● SHORT PROBLEM
Exactly as written, retype the listing below, omitting the pictures.

● INPUT
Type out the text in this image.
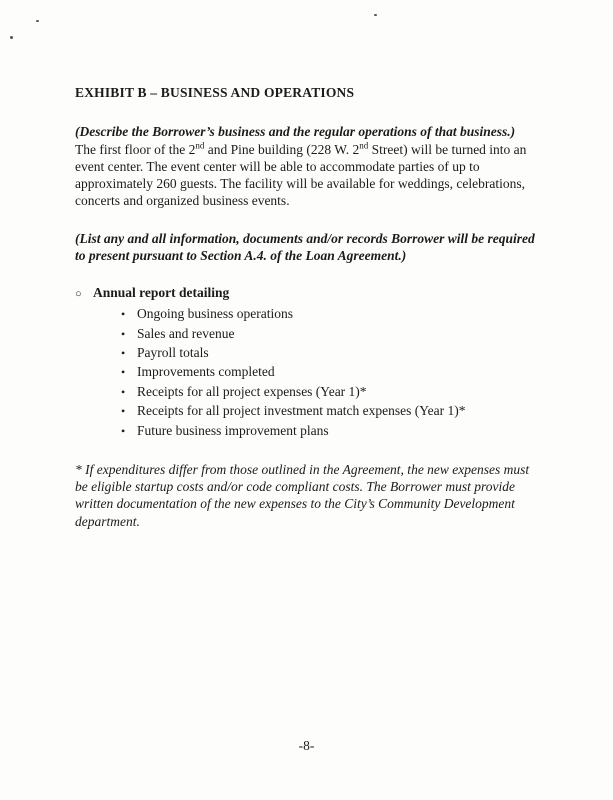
EXHIBIT B – BUSINESS AND OPERATIONS

(Describe the Borrower’s business and the regular operations of that business.)

The first floor of the 2nd and Pine building (228 W. 2nd Street) will be turned into an event center. The event center will be able to accommodate parties of up to approximately 260 guests. The facility will be available for weddings, celebrations, concerts and organized business events.

(List any and all information, documents and/or records Borrower will be required to present pursuant to Section A.4. of the Loan Agreement.)

○ Annual report detailing
• Ongoing business operations
• Sales and revenue
• Payroll totals
• Improvements completed
• Receipts for all project expenses (Year 1)*
• Receipts for all project investment match expenses (Year 1)*
• Future business improvement plans

* If expenditures differ from those outlined in the Agreement, the new expenses must be eligible startup costs and/or code compliant costs. The Borrower must provide written documentation of the new expenses to the City’s Community Development department.

-8-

● CORRECT RESULT
Type out the text in this image.
EXHIBIT B – BUSINESS AND OPERATIONS

(Describe the Borrower’s business and the regular operations of that business.)

The first floor of the 2nd and Pine building (228 W. 2nd Street) will be turned into an event center. The event center will be able to accommodate parties of up to approximately 260 guests. The facility will be available for weddings, celebrations, concerts and organized business events.

(List any and all information, documents and/or records Borrower will be required to present pursuant to Section A.4. of the Loan Agreement.)

○ Annual report detailing
• Ongoing business operations
• Sales and revenue
• Payroll totals
• Improvements completed
• Receipts for all project expenses (Year 1)*
• Receipts for all project investment match expenses (Year 1)*
• Future business improvement plans

* If expenditures differ from those outlined in the Agreement, the new expenses must be eligible startup costs and/or code compliant costs. The Borrower must provide written documentation of the new expenses to the City’s Community Development department.

-8-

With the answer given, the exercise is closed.